### JOB
Filter the entries below, keeping only lines with the word "Walnut".

### GIVEN INFORMATION
____________________
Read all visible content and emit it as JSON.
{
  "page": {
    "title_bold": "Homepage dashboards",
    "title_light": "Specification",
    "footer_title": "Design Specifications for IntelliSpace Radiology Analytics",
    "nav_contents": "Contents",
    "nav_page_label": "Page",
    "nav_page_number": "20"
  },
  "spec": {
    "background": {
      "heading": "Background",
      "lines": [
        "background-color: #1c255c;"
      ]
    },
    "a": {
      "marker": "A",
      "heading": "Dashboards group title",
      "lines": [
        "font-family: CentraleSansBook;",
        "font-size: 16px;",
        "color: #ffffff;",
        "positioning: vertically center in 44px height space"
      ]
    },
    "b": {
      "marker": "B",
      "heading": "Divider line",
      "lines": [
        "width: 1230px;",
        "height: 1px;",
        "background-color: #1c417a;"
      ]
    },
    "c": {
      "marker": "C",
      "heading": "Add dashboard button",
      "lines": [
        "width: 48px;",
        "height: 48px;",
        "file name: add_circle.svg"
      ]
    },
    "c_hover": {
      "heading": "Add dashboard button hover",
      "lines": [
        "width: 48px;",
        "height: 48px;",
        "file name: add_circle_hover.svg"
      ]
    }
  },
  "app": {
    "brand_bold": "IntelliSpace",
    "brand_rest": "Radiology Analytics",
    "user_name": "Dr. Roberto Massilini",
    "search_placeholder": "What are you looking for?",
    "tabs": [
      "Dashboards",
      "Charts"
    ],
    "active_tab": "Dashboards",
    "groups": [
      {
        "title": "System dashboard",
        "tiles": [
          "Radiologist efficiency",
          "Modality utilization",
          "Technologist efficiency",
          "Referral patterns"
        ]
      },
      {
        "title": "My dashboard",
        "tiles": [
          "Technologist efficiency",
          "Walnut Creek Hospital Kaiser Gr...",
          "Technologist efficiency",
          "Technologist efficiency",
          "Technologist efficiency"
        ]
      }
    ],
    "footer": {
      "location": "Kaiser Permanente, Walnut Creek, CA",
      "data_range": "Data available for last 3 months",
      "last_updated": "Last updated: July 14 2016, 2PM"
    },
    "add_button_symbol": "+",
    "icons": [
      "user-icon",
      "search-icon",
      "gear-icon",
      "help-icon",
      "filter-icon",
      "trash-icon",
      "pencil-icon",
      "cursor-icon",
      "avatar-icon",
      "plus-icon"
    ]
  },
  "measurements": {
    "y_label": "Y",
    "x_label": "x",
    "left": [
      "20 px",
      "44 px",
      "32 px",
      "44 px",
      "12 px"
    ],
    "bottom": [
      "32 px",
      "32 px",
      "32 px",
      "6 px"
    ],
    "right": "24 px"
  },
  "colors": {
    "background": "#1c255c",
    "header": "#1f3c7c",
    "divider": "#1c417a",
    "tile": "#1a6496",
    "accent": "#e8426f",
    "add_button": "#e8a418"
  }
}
____________________
### CORRECT RESPONSE
          "Walnut Creek Hospital Kaiser Gr...",
      "location": "Kaiser Permanente, Walnut Creek, CA",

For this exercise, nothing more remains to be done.